§ **Text segment**
** START **
I can still smell the lovely musty scent of the old books that lined the shelves on the big bus that sat in the middle of the plaza parking lot. I remember lining up outside the door and waiting for the driver to open the door so I could climb the four steps that brought me to my haven. I recall the first time, or at least the first time that I remember, that I entered a bookmobile and how in awe I was at the amount of books inside a bus!!! Who would have guessed that that light blue bus that came every Thursday could offer me so much joy?
As I ascended the steps that led to my oasis, I was met by the friendly driver-librarian, who made me feel so important. He, although, at some point I recall the driver-librarian to be a she, was the one who held the key that opened the door to endless possibilities of escaping into worlds that were so different than my own.
** END **
§ **Exercise set**
1. According to the bookmobile recollection, on which day of the week did the bus come?
2. In the bookmobile recollection, find every occurrence of the verb "remember" or "recall" and quote the short phrase in which each one appears, in order.
3. Carry on the bookmobile recollection with a further passage that picks up after its last sentence.
The entries after this text play no part in the work here.

§ **Stored records**
** START **
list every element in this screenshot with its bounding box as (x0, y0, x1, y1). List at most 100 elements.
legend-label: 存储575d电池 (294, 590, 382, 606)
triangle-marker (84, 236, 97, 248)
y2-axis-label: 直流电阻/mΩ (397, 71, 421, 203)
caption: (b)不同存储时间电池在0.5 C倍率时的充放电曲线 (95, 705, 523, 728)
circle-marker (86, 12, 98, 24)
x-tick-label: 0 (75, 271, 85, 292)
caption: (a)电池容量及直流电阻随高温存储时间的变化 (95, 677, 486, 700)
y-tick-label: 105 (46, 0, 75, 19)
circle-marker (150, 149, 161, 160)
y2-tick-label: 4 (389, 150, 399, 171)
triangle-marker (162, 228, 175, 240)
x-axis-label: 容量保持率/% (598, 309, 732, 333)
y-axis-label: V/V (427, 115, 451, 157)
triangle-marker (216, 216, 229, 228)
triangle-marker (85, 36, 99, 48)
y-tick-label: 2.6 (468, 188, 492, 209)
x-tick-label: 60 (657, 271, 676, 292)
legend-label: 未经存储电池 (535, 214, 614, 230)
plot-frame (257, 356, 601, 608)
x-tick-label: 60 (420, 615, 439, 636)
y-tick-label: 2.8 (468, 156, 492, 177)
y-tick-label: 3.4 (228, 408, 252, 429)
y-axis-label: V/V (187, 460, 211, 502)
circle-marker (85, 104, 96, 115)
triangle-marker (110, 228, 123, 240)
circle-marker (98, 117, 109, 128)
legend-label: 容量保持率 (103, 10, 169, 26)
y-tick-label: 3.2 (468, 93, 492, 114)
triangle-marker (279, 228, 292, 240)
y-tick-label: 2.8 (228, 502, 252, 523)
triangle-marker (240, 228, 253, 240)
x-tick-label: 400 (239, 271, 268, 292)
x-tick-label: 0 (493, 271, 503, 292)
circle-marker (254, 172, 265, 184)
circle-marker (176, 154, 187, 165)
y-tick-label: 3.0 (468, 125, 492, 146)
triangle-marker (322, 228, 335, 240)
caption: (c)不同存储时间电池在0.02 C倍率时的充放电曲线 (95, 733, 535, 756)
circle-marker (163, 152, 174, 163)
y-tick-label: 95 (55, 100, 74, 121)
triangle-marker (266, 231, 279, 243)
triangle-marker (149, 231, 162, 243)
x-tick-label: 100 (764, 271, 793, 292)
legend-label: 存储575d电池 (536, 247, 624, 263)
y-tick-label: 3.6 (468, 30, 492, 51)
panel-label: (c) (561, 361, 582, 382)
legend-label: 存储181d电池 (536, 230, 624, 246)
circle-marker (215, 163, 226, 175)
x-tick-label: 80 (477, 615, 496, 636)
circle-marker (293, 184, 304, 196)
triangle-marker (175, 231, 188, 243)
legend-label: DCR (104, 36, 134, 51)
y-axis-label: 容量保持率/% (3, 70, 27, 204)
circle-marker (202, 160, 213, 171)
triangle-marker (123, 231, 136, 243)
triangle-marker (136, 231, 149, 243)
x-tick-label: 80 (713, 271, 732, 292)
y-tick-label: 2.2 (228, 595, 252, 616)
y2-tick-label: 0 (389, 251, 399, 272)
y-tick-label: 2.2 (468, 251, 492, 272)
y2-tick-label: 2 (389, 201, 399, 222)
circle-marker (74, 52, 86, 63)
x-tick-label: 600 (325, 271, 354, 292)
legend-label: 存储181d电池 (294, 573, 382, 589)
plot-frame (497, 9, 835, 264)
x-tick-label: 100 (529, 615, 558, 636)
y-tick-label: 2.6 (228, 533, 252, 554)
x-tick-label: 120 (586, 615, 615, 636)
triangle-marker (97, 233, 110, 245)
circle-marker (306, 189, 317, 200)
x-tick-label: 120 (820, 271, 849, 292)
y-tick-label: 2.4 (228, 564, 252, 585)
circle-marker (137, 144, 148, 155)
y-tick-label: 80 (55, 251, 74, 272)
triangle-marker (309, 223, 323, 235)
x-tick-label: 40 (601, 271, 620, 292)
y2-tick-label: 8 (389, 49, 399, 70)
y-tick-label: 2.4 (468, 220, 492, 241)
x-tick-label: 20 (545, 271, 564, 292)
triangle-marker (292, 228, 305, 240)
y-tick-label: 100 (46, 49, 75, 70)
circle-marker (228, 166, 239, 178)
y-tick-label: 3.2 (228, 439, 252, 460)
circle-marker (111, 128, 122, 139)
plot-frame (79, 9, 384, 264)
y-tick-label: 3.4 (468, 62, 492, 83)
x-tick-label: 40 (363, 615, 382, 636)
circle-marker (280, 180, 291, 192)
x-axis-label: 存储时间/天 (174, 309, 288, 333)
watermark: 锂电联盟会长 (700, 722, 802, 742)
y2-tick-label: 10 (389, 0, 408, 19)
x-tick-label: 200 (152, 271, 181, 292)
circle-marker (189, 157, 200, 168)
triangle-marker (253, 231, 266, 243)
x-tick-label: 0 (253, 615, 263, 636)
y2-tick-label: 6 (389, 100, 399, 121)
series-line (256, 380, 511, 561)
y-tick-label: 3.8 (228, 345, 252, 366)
** END **
§ **Answers for the exercise**
1. Thursday.

2.
- "I remember lining up outside the door"
- "I recall the first time"
- "the first time that I remember"
- "at some point I recall the driver-librarian to be a she"

3.
One very fond memory I have involves me selecting a book about a little girl my age (about 8 at the time) entitled Mischievous Meg and running all the way home so that I could begin my adventure with this little girl who was so unlike me in behaviour and who I secretly wanted to befriend. She dared to do all the things I didn’t. I envied her mischievous ways, in some odd sort of way. She lived the life that sometimes I wish I had the courage to experience. But, she afforded me the experience without getting into trouble and that was safe… and that was good for me.
The bookmobile was my escape…my haven…the place where fantasy became reality and I was free of the limitations that existed in the world in which I really lived.
Thanks Mr./Mrs. Driver-Librarian…thanks for doing your job and letting me experience a world that I may never have been able to enter if it weren’t for the bookmobile!